*EXERCISE OBJECTIVE*. Find the lines holding the string "бесплатного" in the data, then copy all of them.

*DATA SUPPLIED*.
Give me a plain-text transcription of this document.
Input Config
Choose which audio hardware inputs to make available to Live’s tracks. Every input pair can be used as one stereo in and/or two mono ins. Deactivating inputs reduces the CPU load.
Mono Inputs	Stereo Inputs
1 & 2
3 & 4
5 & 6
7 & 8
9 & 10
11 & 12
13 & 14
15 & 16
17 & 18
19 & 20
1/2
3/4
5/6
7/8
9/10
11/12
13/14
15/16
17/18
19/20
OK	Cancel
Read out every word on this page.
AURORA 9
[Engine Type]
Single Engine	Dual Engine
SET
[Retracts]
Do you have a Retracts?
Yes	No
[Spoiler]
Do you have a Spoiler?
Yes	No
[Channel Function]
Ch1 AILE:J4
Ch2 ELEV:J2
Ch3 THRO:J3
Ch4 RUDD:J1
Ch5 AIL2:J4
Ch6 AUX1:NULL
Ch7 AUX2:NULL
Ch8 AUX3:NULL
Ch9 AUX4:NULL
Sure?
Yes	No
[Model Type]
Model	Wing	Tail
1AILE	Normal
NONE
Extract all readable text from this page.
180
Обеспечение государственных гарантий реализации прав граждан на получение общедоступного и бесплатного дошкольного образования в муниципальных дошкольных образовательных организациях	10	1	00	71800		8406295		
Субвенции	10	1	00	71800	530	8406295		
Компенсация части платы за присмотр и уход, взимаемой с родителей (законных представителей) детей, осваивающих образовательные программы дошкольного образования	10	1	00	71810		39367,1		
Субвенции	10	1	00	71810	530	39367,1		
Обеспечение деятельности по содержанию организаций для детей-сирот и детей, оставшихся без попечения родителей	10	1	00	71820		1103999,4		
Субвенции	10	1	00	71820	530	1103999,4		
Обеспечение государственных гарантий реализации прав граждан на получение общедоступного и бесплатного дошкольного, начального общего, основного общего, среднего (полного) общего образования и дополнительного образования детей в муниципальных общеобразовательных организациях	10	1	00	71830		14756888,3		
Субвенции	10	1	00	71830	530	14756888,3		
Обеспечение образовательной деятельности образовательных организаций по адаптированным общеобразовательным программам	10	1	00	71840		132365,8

*EXPECTED OUTPUT*.
Обеспечение государственных гарантий реализации прав граждан на получение общедоступного и бесплатного дошкольного образования в муниципальных дошкольных образовательных организациях	10	1	00	71800		8406295		
Обеспечение государственных гарантий реализации прав граждан на получение общедоступного и бесплатного дошкольного, начального общего, основного общего, среднего (полного) общего образования и дополнительного образования детей в муниципальных общеобразовательных организациях	10	1	00	71830		14756888,3		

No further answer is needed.